* BEGIN Material for this task *

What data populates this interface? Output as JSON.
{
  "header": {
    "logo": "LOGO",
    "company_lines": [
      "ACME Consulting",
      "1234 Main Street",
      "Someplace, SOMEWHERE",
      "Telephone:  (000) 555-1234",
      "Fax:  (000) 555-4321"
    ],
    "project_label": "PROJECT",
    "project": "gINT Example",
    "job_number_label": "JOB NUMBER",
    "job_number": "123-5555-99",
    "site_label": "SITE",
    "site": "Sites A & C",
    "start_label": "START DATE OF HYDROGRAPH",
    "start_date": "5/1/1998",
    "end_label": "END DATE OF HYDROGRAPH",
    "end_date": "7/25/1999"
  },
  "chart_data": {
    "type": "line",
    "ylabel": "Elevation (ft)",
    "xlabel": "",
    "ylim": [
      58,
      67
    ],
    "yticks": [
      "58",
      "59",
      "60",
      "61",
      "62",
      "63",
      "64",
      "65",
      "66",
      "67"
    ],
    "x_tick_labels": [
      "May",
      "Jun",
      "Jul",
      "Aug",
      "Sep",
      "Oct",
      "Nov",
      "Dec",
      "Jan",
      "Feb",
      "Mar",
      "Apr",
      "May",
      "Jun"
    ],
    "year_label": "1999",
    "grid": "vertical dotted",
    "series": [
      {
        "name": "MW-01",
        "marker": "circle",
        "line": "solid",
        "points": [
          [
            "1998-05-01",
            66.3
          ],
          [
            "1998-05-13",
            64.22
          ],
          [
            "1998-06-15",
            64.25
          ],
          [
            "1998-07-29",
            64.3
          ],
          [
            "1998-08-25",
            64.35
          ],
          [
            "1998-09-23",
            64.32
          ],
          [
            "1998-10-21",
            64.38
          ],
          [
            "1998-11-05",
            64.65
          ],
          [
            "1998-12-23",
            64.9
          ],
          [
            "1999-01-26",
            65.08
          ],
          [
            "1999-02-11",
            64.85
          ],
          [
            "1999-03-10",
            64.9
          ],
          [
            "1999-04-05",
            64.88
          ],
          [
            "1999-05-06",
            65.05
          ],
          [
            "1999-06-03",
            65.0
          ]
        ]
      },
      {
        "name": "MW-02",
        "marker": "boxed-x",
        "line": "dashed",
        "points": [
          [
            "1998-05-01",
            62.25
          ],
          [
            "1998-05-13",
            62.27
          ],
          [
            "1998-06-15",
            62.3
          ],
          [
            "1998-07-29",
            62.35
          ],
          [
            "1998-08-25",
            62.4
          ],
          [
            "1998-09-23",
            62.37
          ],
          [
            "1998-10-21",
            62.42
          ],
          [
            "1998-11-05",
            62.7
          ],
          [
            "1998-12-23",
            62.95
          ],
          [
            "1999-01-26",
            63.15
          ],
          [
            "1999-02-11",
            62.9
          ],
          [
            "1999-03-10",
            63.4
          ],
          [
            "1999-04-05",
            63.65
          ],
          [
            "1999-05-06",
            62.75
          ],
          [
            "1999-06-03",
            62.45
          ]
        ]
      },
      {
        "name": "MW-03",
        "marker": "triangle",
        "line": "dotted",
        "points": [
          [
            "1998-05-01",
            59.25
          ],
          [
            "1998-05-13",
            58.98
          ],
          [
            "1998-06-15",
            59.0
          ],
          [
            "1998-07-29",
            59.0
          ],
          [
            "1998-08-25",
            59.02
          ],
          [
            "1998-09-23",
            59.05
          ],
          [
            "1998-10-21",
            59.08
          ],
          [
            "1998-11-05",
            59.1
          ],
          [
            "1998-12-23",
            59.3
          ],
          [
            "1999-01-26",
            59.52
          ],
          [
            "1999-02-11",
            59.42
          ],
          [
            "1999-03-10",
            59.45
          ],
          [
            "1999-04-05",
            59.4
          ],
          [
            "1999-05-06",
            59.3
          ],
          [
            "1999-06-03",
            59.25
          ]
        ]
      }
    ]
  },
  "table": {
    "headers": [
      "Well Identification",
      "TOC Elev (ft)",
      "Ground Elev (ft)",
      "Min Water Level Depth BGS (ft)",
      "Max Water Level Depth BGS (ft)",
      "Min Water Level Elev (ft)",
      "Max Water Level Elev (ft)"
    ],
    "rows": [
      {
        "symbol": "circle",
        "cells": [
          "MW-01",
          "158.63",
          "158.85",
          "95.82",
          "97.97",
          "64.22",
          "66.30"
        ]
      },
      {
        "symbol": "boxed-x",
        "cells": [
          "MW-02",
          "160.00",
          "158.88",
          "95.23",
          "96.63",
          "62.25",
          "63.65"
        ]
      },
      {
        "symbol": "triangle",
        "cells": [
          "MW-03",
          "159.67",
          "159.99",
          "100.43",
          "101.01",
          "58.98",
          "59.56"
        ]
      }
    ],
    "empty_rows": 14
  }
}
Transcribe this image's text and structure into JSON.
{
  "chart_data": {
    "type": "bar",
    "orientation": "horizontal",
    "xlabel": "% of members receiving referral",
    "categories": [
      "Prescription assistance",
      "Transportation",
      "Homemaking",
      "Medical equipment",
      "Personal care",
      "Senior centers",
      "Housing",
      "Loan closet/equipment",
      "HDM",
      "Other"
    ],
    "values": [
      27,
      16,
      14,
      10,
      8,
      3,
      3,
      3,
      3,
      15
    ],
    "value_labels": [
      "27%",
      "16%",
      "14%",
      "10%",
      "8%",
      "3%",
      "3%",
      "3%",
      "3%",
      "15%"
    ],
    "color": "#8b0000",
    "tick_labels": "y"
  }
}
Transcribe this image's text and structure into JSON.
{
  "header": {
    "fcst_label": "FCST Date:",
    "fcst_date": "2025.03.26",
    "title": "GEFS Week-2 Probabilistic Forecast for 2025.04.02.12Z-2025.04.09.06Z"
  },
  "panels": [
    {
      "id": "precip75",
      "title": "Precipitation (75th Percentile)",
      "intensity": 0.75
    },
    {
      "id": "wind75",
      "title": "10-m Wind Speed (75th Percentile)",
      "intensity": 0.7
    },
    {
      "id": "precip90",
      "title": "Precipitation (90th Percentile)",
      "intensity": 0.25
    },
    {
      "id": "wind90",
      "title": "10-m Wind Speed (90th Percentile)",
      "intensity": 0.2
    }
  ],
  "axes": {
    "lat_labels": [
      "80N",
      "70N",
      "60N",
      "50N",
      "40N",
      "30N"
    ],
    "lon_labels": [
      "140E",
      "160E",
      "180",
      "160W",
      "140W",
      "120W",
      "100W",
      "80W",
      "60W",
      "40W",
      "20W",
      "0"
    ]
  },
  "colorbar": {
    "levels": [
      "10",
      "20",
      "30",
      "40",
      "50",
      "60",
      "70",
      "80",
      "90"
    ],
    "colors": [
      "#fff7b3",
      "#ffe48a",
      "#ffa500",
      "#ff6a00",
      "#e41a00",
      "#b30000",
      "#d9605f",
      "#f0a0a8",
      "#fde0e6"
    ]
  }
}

* END Material for this task *

» Exercise details
Pull out every line of the entries that includes the word "intensity".

» Result of the exercise
      "intensity": 0.75
      "intensity": 0.7
      "intensity": 0.25
      "intensity": 0.2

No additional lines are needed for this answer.